▶ **OBJECTIVE**:
In the entries below, count every line containing "Personale". Return the number and nothing else.

▶ **INFORMATION GIVEN**:
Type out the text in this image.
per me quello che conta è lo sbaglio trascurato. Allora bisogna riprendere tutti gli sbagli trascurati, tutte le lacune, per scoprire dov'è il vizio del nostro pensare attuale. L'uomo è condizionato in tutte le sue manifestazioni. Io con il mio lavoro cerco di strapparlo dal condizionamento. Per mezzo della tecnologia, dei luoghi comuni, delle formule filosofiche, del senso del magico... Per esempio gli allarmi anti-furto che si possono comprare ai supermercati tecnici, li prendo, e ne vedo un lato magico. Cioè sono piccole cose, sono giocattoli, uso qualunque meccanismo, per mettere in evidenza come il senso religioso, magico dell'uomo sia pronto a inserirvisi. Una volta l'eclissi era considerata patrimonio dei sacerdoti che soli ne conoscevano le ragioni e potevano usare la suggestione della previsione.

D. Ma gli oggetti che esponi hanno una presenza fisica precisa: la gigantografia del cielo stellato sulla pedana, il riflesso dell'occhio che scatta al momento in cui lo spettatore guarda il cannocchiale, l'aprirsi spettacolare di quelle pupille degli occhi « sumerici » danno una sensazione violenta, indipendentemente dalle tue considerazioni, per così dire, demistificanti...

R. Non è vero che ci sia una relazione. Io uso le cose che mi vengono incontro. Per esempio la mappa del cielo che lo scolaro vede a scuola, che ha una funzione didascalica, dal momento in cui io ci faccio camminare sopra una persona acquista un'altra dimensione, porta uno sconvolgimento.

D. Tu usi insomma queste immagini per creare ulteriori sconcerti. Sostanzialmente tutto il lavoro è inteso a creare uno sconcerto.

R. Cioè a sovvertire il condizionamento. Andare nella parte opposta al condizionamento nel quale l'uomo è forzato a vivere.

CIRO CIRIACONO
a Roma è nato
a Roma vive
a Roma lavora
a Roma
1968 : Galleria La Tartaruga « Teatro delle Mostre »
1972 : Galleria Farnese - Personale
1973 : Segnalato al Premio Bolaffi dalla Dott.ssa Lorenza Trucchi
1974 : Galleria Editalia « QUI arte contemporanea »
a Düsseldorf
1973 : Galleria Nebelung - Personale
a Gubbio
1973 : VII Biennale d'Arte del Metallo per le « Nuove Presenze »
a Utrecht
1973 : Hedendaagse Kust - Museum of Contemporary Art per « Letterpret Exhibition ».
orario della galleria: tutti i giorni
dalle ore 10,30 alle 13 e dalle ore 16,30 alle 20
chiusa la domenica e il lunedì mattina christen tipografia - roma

▶ **THE RESPONSE**:
2